Work instructions: Return the listing below exactly, with the pictures dropped.

[Collection entries]
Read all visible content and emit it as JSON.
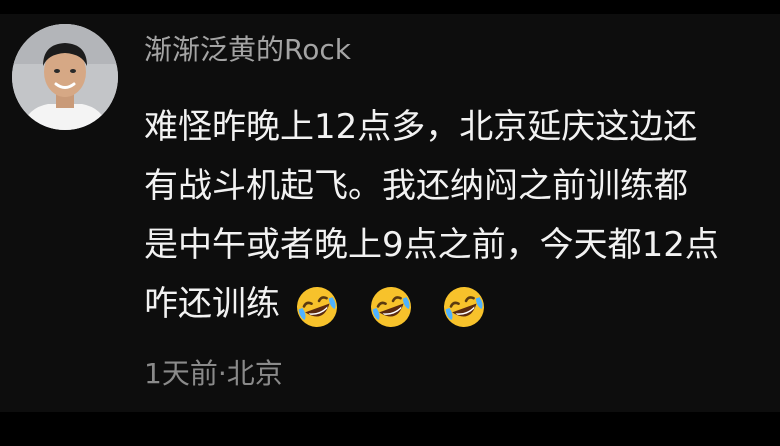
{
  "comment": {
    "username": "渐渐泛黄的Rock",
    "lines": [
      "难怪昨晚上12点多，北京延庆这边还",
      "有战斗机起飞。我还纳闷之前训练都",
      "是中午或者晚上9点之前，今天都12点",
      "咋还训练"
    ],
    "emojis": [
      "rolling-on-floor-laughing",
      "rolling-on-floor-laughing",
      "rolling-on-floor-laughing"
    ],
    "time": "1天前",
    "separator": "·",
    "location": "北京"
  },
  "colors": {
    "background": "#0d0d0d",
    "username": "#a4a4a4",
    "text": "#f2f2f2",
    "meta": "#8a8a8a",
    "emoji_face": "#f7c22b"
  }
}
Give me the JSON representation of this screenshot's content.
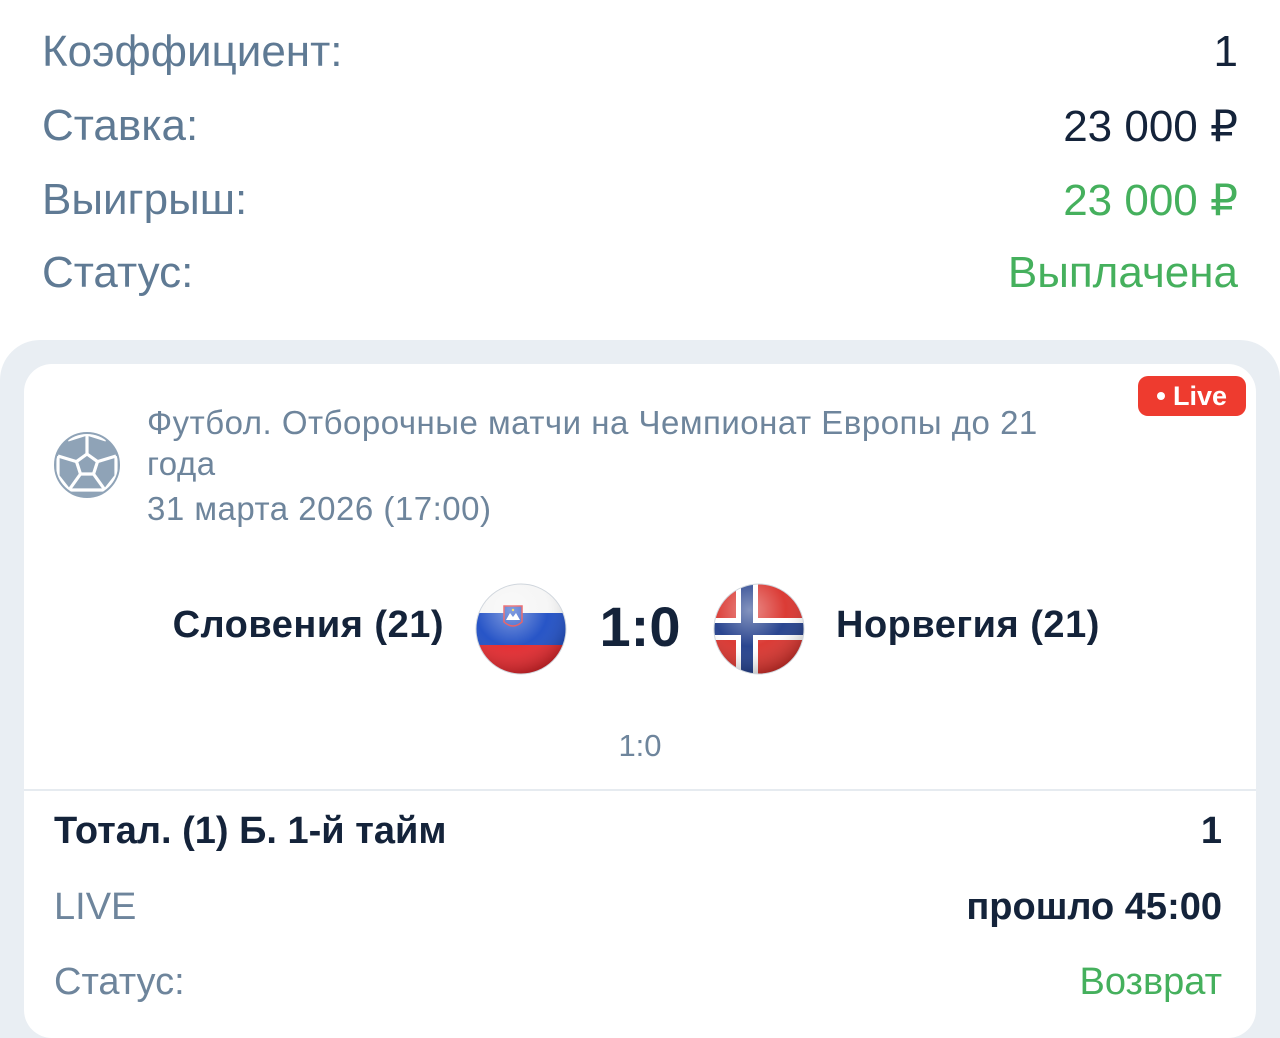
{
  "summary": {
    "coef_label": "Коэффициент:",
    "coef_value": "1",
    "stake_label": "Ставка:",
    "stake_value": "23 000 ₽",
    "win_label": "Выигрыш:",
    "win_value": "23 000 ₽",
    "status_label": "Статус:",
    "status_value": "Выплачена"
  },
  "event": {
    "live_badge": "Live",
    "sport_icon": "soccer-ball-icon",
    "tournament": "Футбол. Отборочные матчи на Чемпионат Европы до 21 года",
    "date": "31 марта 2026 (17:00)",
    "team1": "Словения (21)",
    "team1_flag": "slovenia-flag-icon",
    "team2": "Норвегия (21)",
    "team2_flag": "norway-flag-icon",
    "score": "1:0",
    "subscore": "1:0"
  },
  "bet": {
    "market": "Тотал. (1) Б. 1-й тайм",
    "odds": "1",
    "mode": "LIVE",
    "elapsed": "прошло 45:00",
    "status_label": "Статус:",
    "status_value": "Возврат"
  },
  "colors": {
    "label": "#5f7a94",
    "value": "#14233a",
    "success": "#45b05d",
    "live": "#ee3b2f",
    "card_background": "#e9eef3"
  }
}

Task result:
Read all visible content and emit it as JSON.
{
  "comment": {
    "username": "渐渐泛黄的Rock",
    "lines": [
      "难怪昨晚上12点多，北京延庆这边还",
      "有战斗机起飞。我还纳闷之前训练都",
      "是中午或者晚上9点之前，今天都12点",
      "咋还训练"
    ],
    "emojis": [
      "rolling-on-floor-laughing",
      "rolling-on-floor-laughing",
      "rolling-on-floor-laughing"
    ],
    "time": "1天前",
    "separator": "·",
    "location": "北京"
  },
  "colors": {
    "background": "#0d0d0d",
    "username": "#a4a4a4",
    "text": "#f2f2f2",
    "meta": "#8a8a8a",
    "emoji_face": "#f7c22b"
  }
}
Give me the JSON representation of this screenshot's content.
{
  "summary": {
    "coef_label": "Коэффициент:",
    "coef_value": "1",
    "stake_label": "Ставка:",
    "stake_value": "23 000 ₽",
    "win_label": "Выигрыш:",
    "win_value": "23 000 ₽",
    "status_label": "Статус:",
    "status_value": "Выплачена"
  },
  "event": {
    "live_badge": "Live",
    "sport_icon": "soccer-ball-icon",
    "tournament": "Футбол. Отборочные матчи на Чемпионат Европы до 21 года",
    "date": "31 марта 2026 (17:00)",
    "team1": "Словения (21)",
    "team1_flag": "slovenia-flag-icon",
    "team2": "Норвегия (21)",
    "team2_flag": "norway-flag-icon",
    "score": "1:0",
    "subscore": "1:0"
  },
  "bet": {
    "market": "Тотал. (1) Б. 1-й тайм",
    "odds": "1",
    "mode": "LIVE",
    "elapsed": "прошло 45:00",
    "status_label": "Статус:",
    "status_value": "Возврат"
  },
  "colors": {
    "label": "#5f7a94",
    "value": "#14233a",
    "success": "#45b05d",
    "live": "#ee3b2f",
    "card_background": "#e9eef3"
  }
}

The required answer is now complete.